== Instructions ==
- 1) In the article on Sinicized Daoists, what hairstyle has been the official standard for Daoists since the Tang dynasty?
- 2) Reproduce the passage of the article on Sinicized Daoists between "BITTER WINTER" and "and article 3.", inclusive, word for word.

--- Text ---

BITTER WINTER

Daoism under Sinicization. 4. The Sad Life of “Sinicized” Daoists

by | Dec 23, 2024 | Featured China

Harassment and political indoctrination try to transform Daoists into mouthpieces for the regime—which also wants to control Daoists abroad.

by Karine Martin*

*An adapted pre-publication excerpt from “Monastic Daoism Transformed: The Fate of the Thunder Drum Lineage” (2025), available from Three Pines Press.

Article 4 of 4. Read article 1article 2, and article 3.

Li Guangfu, chairperson of the First Council of the World Taoist Federation. From Weibo.
Li Guangfu, chairperson of the First Council of the World Taoist Federation. From Weibo.

In yet another and more practical dimension, Daoist living has been seriously impacted by the new regulations. For example, since all clergy were forced to rejoin secular society during the Cultural Revolution, many got married and had children yet later returned to their monasteries. The marriages often continued, if at long distance, allowing priests to fulfill their spiritual calling while yet having families. Now this is no longer possible, and monks either have to leave the monastery or document that they have obtained a divorce and are properly celibate.

In a similar manner, Daoists used to have some leeway regarding their hair. While long hair tied up in a topknot has been the official standard since the Tang dynasty, if someone was not comfortable growing his hair out or the parents found it hard to see their child in religious accoutrements, they could keep their hair short and wear a Daoist hat. The community fully accepted this as an act of filial piety. Now all Daoists have to have long hair and tie it up in a topknot, marking them clearly as Daoist clergy.

--- Listed records ---

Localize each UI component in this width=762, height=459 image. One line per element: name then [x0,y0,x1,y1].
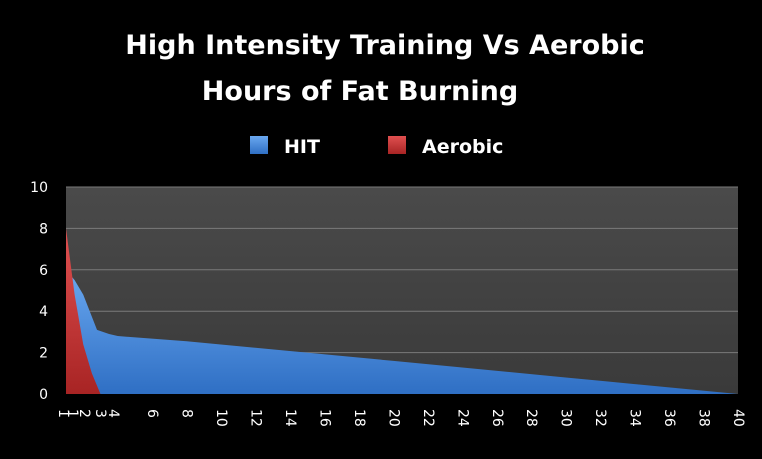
x-tick-label: 28 [523,409,539,427]
legend-swatch-aerobic [388,136,406,154]
x-tick-label: 20 [385,409,401,427]
x-tick-label: 10 [213,409,229,427]
x-tick-label: 22 [420,409,436,427]
x-tick-label: 6 [144,409,160,418]
x-tick-label: 1 [55,409,71,418]
x-tick-label: 32 [592,409,608,427]
y-tick-label: 4 [39,304,48,320]
series-area-aerobic [66,228,101,394]
x-tick-label: 24 [454,409,470,427]
legend-swatch-hit [250,136,268,154]
y-axis-ticks: 0 2 4 6 8 10 [30,180,48,403]
y-tick-label: 0 [39,387,48,403]
x-axis-ticks: 112 34 6 8 10 12 14 16 18 20 22 24 26 28 30 32 34 36 38 40 [55,409,746,427]
chart-title-line2: Hours of Fat Burning [202,76,518,107]
x-tick-label: 8 [179,409,195,418]
x-tick-label: 3 [92,409,108,418]
chart-title-line1: High Intensity Training Vs Aerobic [125,30,644,61]
y-tick-label: 6 [39,263,48,279]
y-tick-label: 2 [39,346,48,362]
y-tick-label: 10 [30,180,48,196]
x-tick-label: 4 [105,409,121,418]
x-tick-label: 1 [64,409,80,418]
x-tick-label: 34 [627,409,643,427]
x-tick-label: 40 [730,409,746,427]
legend-label-aerobic: Aerobic [422,136,503,158]
legend: HIT Aerobic [250,136,503,158]
x-tick-label: 26 [489,409,505,427]
x-tick-label: 16 [316,409,332,427]
x-tick-label: 38 [696,409,712,427]
x-tick-label: 36 [661,409,677,427]
series-area-hit [66,269,738,394]
x-tick-label: 12 [248,409,264,427]
x-tick-label: 14 [282,409,298,427]
x-tick-label: 30 [558,409,574,427]
x-tick-label: 18 [351,409,367,427]
legend-label-hit: HIT [284,136,320,158]
x-tick-label: 2 [76,409,92,418]
y-tick-label: 8 [39,221,48,237]
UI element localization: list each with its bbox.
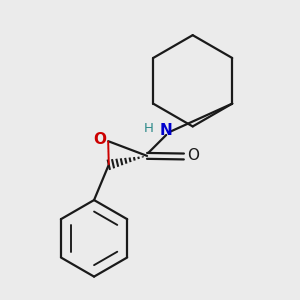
Text: O: O (187, 148, 199, 164)
Text: N: N (160, 123, 172, 138)
Text: O: O (93, 132, 106, 147)
Text: H: H (144, 122, 154, 135)
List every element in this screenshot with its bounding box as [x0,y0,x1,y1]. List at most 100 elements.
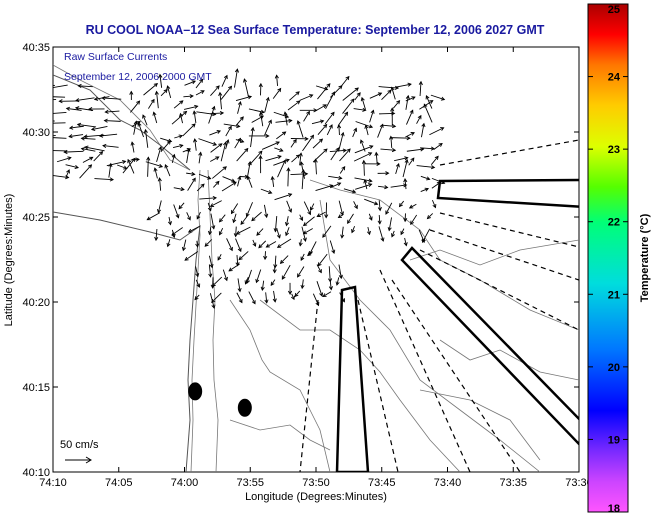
current-vector [329,240,336,255]
current-vector [76,122,97,128]
current-vector [211,276,223,287]
current-vector [198,173,212,180]
current-vector [157,177,162,191]
current-vector [127,158,135,174]
current-vector [154,90,159,109]
current-vector [363,179,368,190]
y-tick-label: 40:10 [22,467,50,479]
current-vector [222,176,236,183]
current-vector [416,165,436,170]
current-vector [322,291,332,297]
current-vector [390,86,396,100]
current-vector [251,211,262,222]
current-vector [355,121,374,129]
current-vector [210,156,220,162]
current-vector [361,159,366,176]
current-vector [324,111,335,125]
current-vector [307,251,313,257]
current-vector [193,138,198,151]
current-vector [324,202,329,219]
current-vector [325,91,336,110]
current-vector [108,162,113,178]
current-vector [392,100,401,109]
current-vector [385,202,393,215]
current-vector [103,118,121,123]
current-vector [166,239,171,248]
current-vector [158,73,163,88]
current-vector [364,198,379,206]
current-vector [204,239,213,247]
current-vector [317,83,331,100]
current-vector [272,87,282,99]
colorbar-tick-label: 19 [608,434,620,446]
current-vector [181,239,187,252]
current-vector [338,131,345,152]
current-vector [360,96,366,110]
current-vector [403,237,408,247]
current-vector [263,251,268,261]
current-vector [302,134,315,152]
current-vector [431,181,442,189]
current-vector [347,213,354,225]
current-vector [210,143,223,153]
current-vector [88,106,105,112]
current-vector [408,157,415,166]
current-vector [395,162,400,175]
x-tick-label: 73:45 [368,477,396,489]
current-vector [133,120,138,135]
current-vector [276,227,281,239]
current-vector [377,171,390,176]
current-vector [353,201,358,210]
current-vector [209,200,222,207]
current-vector [210,85,220,96]
current-vector [195,279,201,288]
current-vector [408,203,417,209]
coastline-north [53,74,191,171]
y-tick-label: 40:15 [22,382,50,394]
colorbar-tick-label: 20 [608,362,620,374]
current-vector [255,269,262,284]
current-vector [389,135,394,148]
current-vector [338,264,343,280]
x-tick-label: 73:55 [236,477,264,489]
current-vector [156,146,163,163]
current-vector [178,202,185,210]
current-vector [235,226,251,235]
current-vector [290,138,297,148]
y-tick-label: 40:35 [22,42,50,54]
current-vector [208,264,213,278]
current-vector [220,85,233,100]
current-vector [217,254,222,261]
current-vector [314,104,327,112]
current-vector [160,89,168,97]
current-vector [208,255,214,269]
current-vector [153,167,158,179]
colorbar-tick-label: 18 [608,503,620,515]
colorbar-label: Temperature (°C) [639,213,651,302]
current-vector [281,264,291,280]
current-vector [65,164,80,170]
current-vector [210,213,216,230]
current-vector [260,188,273,195]
current-vector [53,111,67,114]
current-vector [260,280,265,292]
current-vector [400,228,405,236]
current-vector [322,225,332,238]
marker-group [188,382,252,417]
x-tick-label: 73:40 [434,477,462,489]
current-vector [312,138,324,149]
current-vector [301,168,306,190]
current-vector [316,281,324,297]
x-tick-label: 73:35 [499,477,527,489]
current-vector [142,114,148,126]
current-vector [337,111,349,126]
current-vector [258,240,267,249]
current-vector [235,139,245,144]
current-vector [378,185,389,190]
y-axis-label: Latitude (Degrees:Minutes) [3,194,15,327]
current-vector [90,126,108,132]
current-vector [291,293,295,301]
current-vector [313,158,318,175]
current-vector [152,111,158,124]
current-vector [265,241,277,248]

---

== Results of the tasks ==
- 1) Long hair tied up in a topknot.

- 2)
BITTER WINTER

Daoism under Sinicization. 4. The Sad Life of “Sinicized” Daoists

by | Dec 23, 2024 | Featured China

Harassment and political indoctrination try to transform Daoists into mouthpieces for the regime—which also wants to control Daoists abroad.

by Karine Martin*

*An adapted pre-publication excerpt from “Monastic Daoism Transformed: The Fate of the Thunder Drum Lineage” (2025), available from Three Pines Press.

Article 4 of 4. Read article 1article 2, and article 3.